* **Records provided**:
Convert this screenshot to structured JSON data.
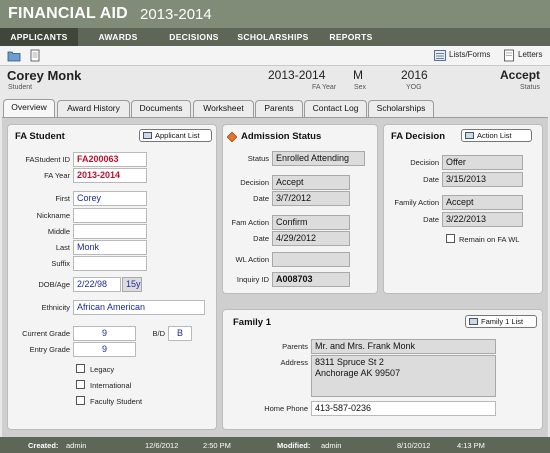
{
  "app": {
    "title": "FINANCIAL AID",
    "year": "2013-2014"
  },
  "nav": [
    "APPLICANTS",
    "AWARDS",
    "DECISIONS",
    "SCHOLARSHIPS",
    "REPORTS"
  ],
  "toolbar": {
    "lists_forms": "Lists/Forms",
    "letters": "Letters"
  },
  "header": {
    "name": "Corey Monk",
    "name_sub": "Student",
    "year": "2013-2014",
    "year_sub": "FA Year",
    "sex": "M",
    "sex_sub": "Sex",
    "yog": "2016",
    "yog_sub": "YOG",
    "status": "Accept",
    "status_sub": "Status"
  },
  "tabs": [
    "Overview",
    "Award History",
    "Documents",
    "Worksheet",
    "Parents",
    "Contact Log",
    "Scholarships"
  ],
  "fa_student": {
    "title": "FA Student",
    "button": "Applicant List",
    "labels": {
      "fastudent_id": "FAStudent ID",
      "fa_year": "FA Year",
      "first": "First",
      "nickname": "Nickname",
      "middle": "Middle",
      "last": "Last",
      "suffix": "Suffix",
      "dob_age": "DOB/Age",
      "ethnicity": "Ethnicity",
      "current_grade": "Current Grade",
      "bd": "B/D",
      "entry_grade": "Entry Grade"
    },
    "values": {
      "fastudent_id": "FA200063",
      "fa_year": "2013-2014",
      "first": "Corey",
      "nickname": "",
      "middle": "",
      "last": "Monk",
      "suffix": "",
      "dob": "2/22/98",
      "age": "15y",
      "ethnicity": "African American",
      "current_grade": "9",
      "bd": "B",
      "entry_grade": "9"
    },
    "checkboxes": [
      "Legacy",
      "International",
      "Faculty Student"
    ]
  },
  "admission": {
    "title": "Admission Status",
    "labels": {
      "status": "Status",
      "decision": "Decision",
      "date": "Date",
      "fam_action": "Fam Action",
      "date2": "Date",
      "wl_action": "WL Action",
      "inquiry_id": "Inquiry ID"
    },
    "values": {
      "status": "Enrolled Attending",
      "decision": "Accept",
      "date": "3/7/2012",
      "fam_action": "Confirm",
      "date2": "4/29/2012",
      "wl_action": "",
      "inquiry_id": "A008703"
    }
  },
  "fa_decision": {
    "title": "FA Decision",
    "button": "Action List",
    "labels": {
      "decision": "Decision",
      "date": "Date",
      "family_action": "Family Action",
      "date2": "Date"
    },
    "values": {
      "decision": "Offer",
      "date": "3/15/2013",
      "family_action": "Accept",
      "date2": "3/22/2013"
    },
    "checkbox": "Remain on FA WL"
  },
  "family": {
    "title": "Family 1",
    "button": "Family 1 List",
    "labels": {
      "parents": "Parents",
      "address": "Address",
      "home_phone": "Home Phone"
    },
    "values": {
      "parents": "Mr. and Mrs. Frank Monk",
      "address": "8311 Spruce St 2\nAnchorage AK 99507",
      "home_phone": "413-587-0236"
    }
  },
  "footer": {
    "created_label": "Created:",
    "created_by": "admin",
    "created_date": "12/6/2012",
    "created_time": "2:50 PM",
    "modified_label": "Modified:",
    "modified_by": "admin",
    "modified_date": "8/10/2012",
    "modified_time": "4:13 PM"
  },
  "colors": {
    "title_bar": "#808b78",
    "nav_bar": "#5d6657",
    "active_nav": "#3f463a",
    "red_value": "#c0102a",
    "blue_value": "#1a2b9c"
  }
}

* **What the task requires**: Write out every line above exactly as it is, leaving out the pictures.

* **Exercise response**:
Convert this screenshot to structured JSON data.
{
  "app": {
    "title": "FINANCIAL AID",
    "year": "2013-2014"
  },
  "nav": [
    "APPLICANTS",
    "AWARDS",
    "DECISIONS",
    "SCHOLARSHIPS",
    "REPORTS"
  ],
  "toolbar": {
    "lists_forms": "Lists/Forms",
    "letters": "Letters"
  },
  "header": {
    "name": "Corey Monk",
    "name_sub": "Student",
    "year": "2013-2014",
    "year_sub": "FA Year",
    "sex": "M",
    "sex_sub": "Sex",
    "yog": "2016",
    "yog_sub": "YOG",
    "status": "Accept",
    "status_sub": "Status"
  },
  "tabs": [
    "Overview",
    "Award History",
    "Documents",
    "Worksheet",
    "Parents",
    "Contact Log",
    "Scholarships"
  ],
  "fa_student": {
    "title": "FA Student",
    "button": "Applicant List",
    "labels": {
      "fastudent_id": "FAStudent ID",
      "fa_year": "FA Year",
      "first": "First",
      "nickname": "Nickname",
      "middle": "Middle",
      "last": "Last",
      "suffix": "Suffix",
      "dob_age": "DOB/Age",
      "ethnicity": "Ethnicity",
      "current_grade": "Current Grade",
      "bd": "B/D",
      "entry_grade": "Entry Grade"
    },
    "values": {
      "fastudent_id": "FA200063",
      "fa_year": "2013-2014",
      "first": "Corey",
      "nickname": "",
      "middle": "",
      "last": "Monk",
      "suffix": "",
      "dob": "2/22/98",
      "age": "15y",
      "ethnicity": "African American",
      "current_grade": "9",
      "bd": "B",
      "entry_grade": "9"
    },
    "checkboxes": [
      "Legacy",
      "International",
      "Faculty Student"
    ]
  },
  "admission": {
    "title": "Admission Status",
    "labels": {
      "status": "Status",
      "decision": "Decision",
      "date": "Date",
      "fam_action": "Fam Action",
      "date2": "Date",
      "wl_action": "WL Action",
      "inquiry_id": "Inquiry ID"
    },
    "values": {
      "status": "Enrolled Attending",
      "decision": "Accept",
      "date": "3/7/2012",
      "fam_action": "Confirm",
      "date2": "4/29/2012",
      "wl_action": "",
      "inquiry_id": "A008703"
    }
  },
  "fa_decision": {
    "title": "FA Decision",
    "button": "Action List",
    "labels": {
      "decision": "Decision",
      "date": "Date",
      "family_action": "Family Action",
      "date2": "Date"
    },
    "values": {
      "decision": "Offer",
      "date": "3/15/2013",
      "family_action": "Accept",
      "date2": "3/22/2013"
    },
    "checkbox": "Remain on FA WL"
  },
  "family": {
    "title": "Family 1",
    "button": "Family 1 List",
    "labels": {
      "parents": "Parents",
      "address": "Address",
      "home_phone": "Home Phone"
    },
    "values": {
      "parents": "Mr. and Mrs. Frank Monk",
      "address": "8311 Spruce St 2\nAnchorage AK 99507",
      "home_phone": "413-587-0236"
    }
  },
  "footer": {
    "created_label": "Created:",
    "created_by": "admin",
    "created_date": "12/6/2012",
    "created_time": "2:50 PM",
    "modified_label": "Modified:",
    "modified_by": "admin",
    "modified_date": "8/10/2012",
    "modified_time": "4:13 PM"
  },
  "colors": {
    "title_bar": "#808b78",
    "nav_bar": "#5d6657",
    "active_nav": "#3f463a",
    "red_value": "#c0102a",
    "blue_value": "#1a2b9c"
  }
}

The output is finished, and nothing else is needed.